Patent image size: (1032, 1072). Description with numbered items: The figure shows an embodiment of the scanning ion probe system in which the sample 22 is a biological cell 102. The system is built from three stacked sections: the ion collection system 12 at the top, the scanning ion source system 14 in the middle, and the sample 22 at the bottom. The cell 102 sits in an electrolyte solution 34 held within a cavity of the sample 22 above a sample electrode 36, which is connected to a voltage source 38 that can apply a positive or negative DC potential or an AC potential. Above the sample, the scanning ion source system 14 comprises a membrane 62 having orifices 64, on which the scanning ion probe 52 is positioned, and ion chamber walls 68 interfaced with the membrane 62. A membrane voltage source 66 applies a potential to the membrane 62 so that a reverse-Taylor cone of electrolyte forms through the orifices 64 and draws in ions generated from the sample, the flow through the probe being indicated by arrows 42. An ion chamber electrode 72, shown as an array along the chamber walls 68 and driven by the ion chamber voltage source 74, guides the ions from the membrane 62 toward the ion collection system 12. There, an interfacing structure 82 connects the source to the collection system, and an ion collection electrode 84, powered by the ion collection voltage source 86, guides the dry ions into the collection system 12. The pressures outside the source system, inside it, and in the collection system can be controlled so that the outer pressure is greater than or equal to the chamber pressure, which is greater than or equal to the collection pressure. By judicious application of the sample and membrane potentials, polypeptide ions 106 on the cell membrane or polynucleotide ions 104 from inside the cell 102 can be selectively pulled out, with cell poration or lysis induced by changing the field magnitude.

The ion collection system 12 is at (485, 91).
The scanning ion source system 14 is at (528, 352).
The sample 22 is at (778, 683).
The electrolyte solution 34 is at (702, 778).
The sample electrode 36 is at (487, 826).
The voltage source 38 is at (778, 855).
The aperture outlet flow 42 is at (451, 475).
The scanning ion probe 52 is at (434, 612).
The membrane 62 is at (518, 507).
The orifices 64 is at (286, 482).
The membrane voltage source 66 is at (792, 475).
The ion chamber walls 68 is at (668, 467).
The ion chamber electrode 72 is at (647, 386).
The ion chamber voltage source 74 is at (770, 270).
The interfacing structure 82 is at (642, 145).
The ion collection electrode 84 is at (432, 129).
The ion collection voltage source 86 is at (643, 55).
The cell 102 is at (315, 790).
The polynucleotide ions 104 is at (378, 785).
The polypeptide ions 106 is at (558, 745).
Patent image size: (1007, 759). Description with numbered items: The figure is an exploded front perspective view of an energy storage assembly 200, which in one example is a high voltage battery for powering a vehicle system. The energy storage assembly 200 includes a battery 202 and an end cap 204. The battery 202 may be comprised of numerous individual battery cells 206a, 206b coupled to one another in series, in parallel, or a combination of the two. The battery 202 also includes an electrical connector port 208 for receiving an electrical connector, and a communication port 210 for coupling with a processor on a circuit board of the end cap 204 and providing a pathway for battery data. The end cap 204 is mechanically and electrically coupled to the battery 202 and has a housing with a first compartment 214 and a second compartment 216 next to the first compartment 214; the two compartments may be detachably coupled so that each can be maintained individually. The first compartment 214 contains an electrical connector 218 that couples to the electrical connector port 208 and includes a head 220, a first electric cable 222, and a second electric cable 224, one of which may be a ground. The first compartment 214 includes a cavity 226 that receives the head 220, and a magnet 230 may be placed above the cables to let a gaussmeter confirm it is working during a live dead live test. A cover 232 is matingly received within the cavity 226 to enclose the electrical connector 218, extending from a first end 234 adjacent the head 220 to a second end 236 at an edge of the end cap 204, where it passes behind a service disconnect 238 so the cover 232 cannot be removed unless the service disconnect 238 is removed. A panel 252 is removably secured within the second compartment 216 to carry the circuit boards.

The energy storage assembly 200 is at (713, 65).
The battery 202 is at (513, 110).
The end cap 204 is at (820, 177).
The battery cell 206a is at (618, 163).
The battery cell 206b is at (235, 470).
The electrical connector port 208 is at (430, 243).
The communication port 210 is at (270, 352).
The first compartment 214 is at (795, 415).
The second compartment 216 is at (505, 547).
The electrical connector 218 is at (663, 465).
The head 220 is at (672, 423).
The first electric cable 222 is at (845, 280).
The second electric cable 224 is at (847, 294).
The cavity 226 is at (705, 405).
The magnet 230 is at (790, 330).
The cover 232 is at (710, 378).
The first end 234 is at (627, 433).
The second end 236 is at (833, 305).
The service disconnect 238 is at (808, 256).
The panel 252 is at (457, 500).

··········

[THE PROBLEM]
Output the material in full, matching it word for word.

[RESULT OF THE EXERCISE]
Patent image size: (1032, 1072). Description with numbered items: The figure shows an embodiment of the scanning ion probe system in which the sample 22 is a biological cell 102. The system is built from three stacked sections: the ion collection system 12 at the top, the scanning ion source system 14 in the middle, and the sample 22 at the bottom. The cell 102 sits in an electrolyte solution 34 held within a cavity of the sample 22 above a sample electrode 36, which is connected to a voltage source 38 that can apply a positive or negative DC potential or an AC potential. Above the sample, the scanning ion source system 14 comprises a membrane 62 having orifices 64, on which the scanning ion probe 52 is positioned, and ion chamber walls 68 interfaced with the membrane 62. A membrane voltage source 66 applies a potential to the membrane 62 so that a reverse-Taylor cone of electrolyte forms through the orifices 64 and draws in ions generated from the sample, the flow through the probe being indicated by arrows 42. An ion chamber electrode 72, shown as an array along the chamber walls 68 and driven by the ion chamber voltage source 74, guides the ions from the membrane 62 toward the ion collection system 12. There, an interfacing structure 82 connects the source to the collection system, and an ion collection electrode 84, powered by the ion collection voltage source 86, guides the dry ions into the collection system 12. The pressures outside the source system, inside it, and in the collection system can be controlled so that the outer pressure is greater than or equal to the chamber pressure, which is greater than or equal to the collection pressure. By judicious application of the sample and membrane potentials, polypeptide ions 106 on the cell membrane or polynucleotide ions 104 from inside the cell 102 can be selectively pulled out, with cell poration or lysis induced by changing the field magnitude.

The ion collection system 12 is at (485, 91).
The scanning ion source system 14 is at (528, 352).
The sample 22 is at (778, 683).
The electrolyte solution 34 is at (702, 778).
The sample electrode 36 is at (487, 826).
The voltage source 38 is at (778, 855).
The aperture outlet flow 42 is at (451, 475).
The scanning ion probe 52 is at (434, 612).
The membrane 62 is at (518, 507).
The orifices 64 is at (286, 482).
The membrane voltage source 66 is at (792, 475).
The ion chamber walls 68 is at (668, 467).
The ion chamber electrode 72 is at (647, 386).
The ion chamber voltage source 74 is at (770, 270).
The interfacing structure 82 is at (642, 145).
The ion collection electrode 84 is at (432, 129).
The ion collection voltage source 86 is at (643, 55).
The cell 102 is at (315, 790).
The polynucleotide ions 104 is at (378, 785).
The polypeptide ions 106 is at (558, 745).
Patent image size: (1007, 759). Description with numbered items: The figure is an exploded front perspective view of an energy storage assembly 200, which in one example is a high voltage battery for powering a vehicle system. The energy storage assembly 200 includes a battery 202 and an end cap 204. The battery 202 may be comprised of numerous individual battery cells 206a, 206b coupled to one another in series, in parallel, or a combination of the two. The battery 202 also includes an electrical connector port 208 for receiving an electrical connector, and a communication port 210 for coupling with a processor on a circuit board of the end cap 204 and providing a pathway for battery data. The end cap 204 is mechanically and electrically coupled to the battery 202 and has a housing with a first compartment 214 and a second compartment 216 next to the first compartment 214; the two compartments may be detachably coupled so that each can be maintained individually. The first compartment 214 contains an electrical connector 218 that couples to the electrical connector port 208 and includes a head 220, a first electric cable 222, and a second electric cable 224, one of which may be a ground. The first compartment 214 includes a cavity 226 that receives the head 220, and a magnet 230 may be placed above the cables to let a gaussmeter confirm it is working during a live dead live test. A cover 232 is matingly received within the cavity 226 to enclose the electrical connector 218, extending from a first end 234 adjacent the head 220 to a second end 236 at an edge of the end cap 204, where it passes behind a service disconnect 238 so the cover 232 cannot be removed unless the service disconnect 238 is removed. A panel 252 is removably secured within the second compartment 216 to carry the circuit boards.

The energy storage assembly 200 is at (713, 65).
The battery 202 is at (513, 110).
The end cap 204 is at (820, 177).
The battery cell 206a is at (618, 163).
The battery cell 206b is at (235, 470).
The electrical connector port 208 is at (430, 243).
The communication port 210 is at (270, 352).
The first compartment 214 is at (795, 415).
The second compartment 216 is at (505, 547).
The electrical connector 218 is at (663, 465).
The head 220 is at (672, 423).
The first electric cable 222 is at (845, 280).
The second electric cable 224 is at (847, 294).
The cavity 226 is at (705, 405).
The magnet 230 is at (790, 330).
The cover 232 is at (710, 378).
The first end 234 is at (627, 433).
The second end 236 is at (833, 305).
The service disconnect 238 is at (808, 256).
The panel 252 is at (457, 500).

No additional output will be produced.